____ Exercise inputs

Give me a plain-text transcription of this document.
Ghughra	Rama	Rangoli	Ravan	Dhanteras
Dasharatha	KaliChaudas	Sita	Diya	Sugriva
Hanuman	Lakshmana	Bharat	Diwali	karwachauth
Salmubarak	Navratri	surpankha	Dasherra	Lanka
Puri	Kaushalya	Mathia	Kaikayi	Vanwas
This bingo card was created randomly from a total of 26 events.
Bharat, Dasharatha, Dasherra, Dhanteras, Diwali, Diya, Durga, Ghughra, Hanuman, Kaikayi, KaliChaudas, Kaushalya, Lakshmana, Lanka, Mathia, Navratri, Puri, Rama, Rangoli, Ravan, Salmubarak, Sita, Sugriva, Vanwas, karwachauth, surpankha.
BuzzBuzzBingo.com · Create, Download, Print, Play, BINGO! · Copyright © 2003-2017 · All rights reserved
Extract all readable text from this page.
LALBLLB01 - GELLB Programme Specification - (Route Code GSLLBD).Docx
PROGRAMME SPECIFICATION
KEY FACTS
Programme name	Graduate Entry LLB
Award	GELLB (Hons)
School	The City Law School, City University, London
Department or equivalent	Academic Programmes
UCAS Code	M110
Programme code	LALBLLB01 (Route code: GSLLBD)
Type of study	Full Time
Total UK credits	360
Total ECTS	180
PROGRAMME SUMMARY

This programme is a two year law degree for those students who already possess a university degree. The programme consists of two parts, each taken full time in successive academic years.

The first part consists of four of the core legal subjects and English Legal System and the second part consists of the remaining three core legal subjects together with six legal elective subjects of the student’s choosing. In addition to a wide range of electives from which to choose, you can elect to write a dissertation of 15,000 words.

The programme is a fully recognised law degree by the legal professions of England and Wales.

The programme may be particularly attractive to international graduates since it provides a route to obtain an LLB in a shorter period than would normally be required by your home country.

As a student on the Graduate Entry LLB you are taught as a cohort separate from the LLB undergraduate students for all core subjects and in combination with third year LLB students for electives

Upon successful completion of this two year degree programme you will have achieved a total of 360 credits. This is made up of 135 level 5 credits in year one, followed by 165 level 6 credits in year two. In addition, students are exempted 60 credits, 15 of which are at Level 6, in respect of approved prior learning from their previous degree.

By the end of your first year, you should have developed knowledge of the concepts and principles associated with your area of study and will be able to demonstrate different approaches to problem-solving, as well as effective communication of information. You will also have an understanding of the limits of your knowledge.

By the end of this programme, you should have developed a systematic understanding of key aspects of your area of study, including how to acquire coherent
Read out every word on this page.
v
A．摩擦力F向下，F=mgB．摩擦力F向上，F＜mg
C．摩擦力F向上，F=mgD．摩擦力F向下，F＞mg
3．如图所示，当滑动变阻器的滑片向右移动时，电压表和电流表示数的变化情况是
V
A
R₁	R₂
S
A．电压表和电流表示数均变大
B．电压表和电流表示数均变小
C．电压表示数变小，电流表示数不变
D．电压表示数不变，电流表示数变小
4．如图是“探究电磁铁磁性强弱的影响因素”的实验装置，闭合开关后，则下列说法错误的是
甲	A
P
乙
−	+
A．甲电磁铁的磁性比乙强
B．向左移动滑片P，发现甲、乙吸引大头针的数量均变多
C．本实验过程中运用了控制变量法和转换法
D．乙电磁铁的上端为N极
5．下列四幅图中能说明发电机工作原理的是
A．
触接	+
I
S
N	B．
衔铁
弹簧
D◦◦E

________

Description of the task » Every entry above should be retyped exactly as shown.

Full solution »
Give me a plain-text transcription of this document.
Ghughra	Rama	Rangoli	Ravan	Dhanteras
Dasharatha	KaliChaudas	Sita	Diya	Sugriva
Hanuman	Lakshmana	Bharat	Diwali	karwachauth
Salmubarak	Navratri	surpankha	Dasherra	Lanka
Puri	Kaushalya	Mathia	Kaikayi	Vanwas
This bingo card was created randomly from a total of 26 events.
Bharat, Dasharatha, Dasherra, Dhanteras, Diwali, Diya, Durga, Ghughra, Hanuman, Kaikayi, KaliChaudas, Kaushalya, Lakshmana, Lanka, Mathia, Navratri, Puri, Rama, Rangoli, Ravan, Salmubarak, Sita, Sugriva, Vanwas, karwachauth, surpankha.
BuzzBuzzBingo.com · Create, Download, Print, Play, BINGO! · Copyright © 2003-2017 · All rights reserved
Extract all readable text from this page.
LALBLLB01 - GELLB Programme Specification - (Route Code GSLLBD).Docx
PROGRAMME SPECIFICATION
KEY FACTS
Programme name	Graduate Entry LLB
Award	GELLB (Hons)
School	The City Law School, City University, London
Department or equivalent	Academic Programmes
UCAS Code	M110
Programme code	LALBLLB01 (Route code: GSLLBD)
Type of study	Full Time
Total UK credits	360
Total ECTS	180
PROGRAMME SUMMARY

This programme is a two year law degree for those students who already possess a university degree. The programme consists of two parts, each taken full time in successive academic years.

The first part consists of four of the core legal subjects and English Legal System and the second part consists of the remaining three core legal subjects together with six legal elective subjects of the student’s choosing. In addition to a wide range of electives from which to choose, you can elect to write a dissertation of 15,000 words.

The programme is a fully recognised law degree by the legal professions of England and Wales.

The programme may be particularly attractive to international graduates since it provides a route to obtain an LLB in a shorter period than would normally be required by your home country.

As a student on the Graduate Entry LLB you are taught as a cohort separate from the LLB undergraduate students for all core subjects and in combination with third year LLB students for electives

Upon successful completion of this two year degree programme you will have achieved a total of 360 credits. This is made up of 135 level 5 credits in year one, followed by 165 level 6 credits in year two. In addition, students are exempted 60 credits, 15 of which are at Level 6, in respect of approved prior learning from their previous degree.

By the end of your first year, you should have developed knowledge of the concepts and principles associated with your area of study and will be able to demonstrate different approaches to problem-solving, as well as effective communication of information. You will also have an understanding of the limits of your knowledge.

By the end of this programme, you should have developed a systematic understanding of key aspects of your area of study, including how to acquire coherent
Read out every word on this page.
v
A．摩擦力F向下，F=mgB．摩擦力F向上，F＜mg
C．摩擦力F向上，F=mgD．摩擦力F向下，F＞mg
3．如图所示，当滑动变阻器的滑片向右移动时，电压表和电流表示数的变化情况是
V
A
R₁	R₂
S
A．电压表和电流表示数均变大
B．电压表和电流表示数均变小
C．电压表示数变小，电流表示数不变
D．电压表示数不变，电流表示数变小
4．如图是“探究电磁铁磁性强弱的影响因素”的实验装置，闭合开关后，则下列说法错误的是
甲	A
P
乙
−	+
A．甲电磁铁的磁性比乙强
B．向左移动滑片P，发现甲、乙吸引大头针的数量均变多
C．本实验过程中运用了控制变量法和转换法
D．乙电磁铁的上端为N极
5．下列四幅图中能说明发电机工作原理的是
A．
触接	+
I
S
N	B．
衔铁
弹簧
D◦◦E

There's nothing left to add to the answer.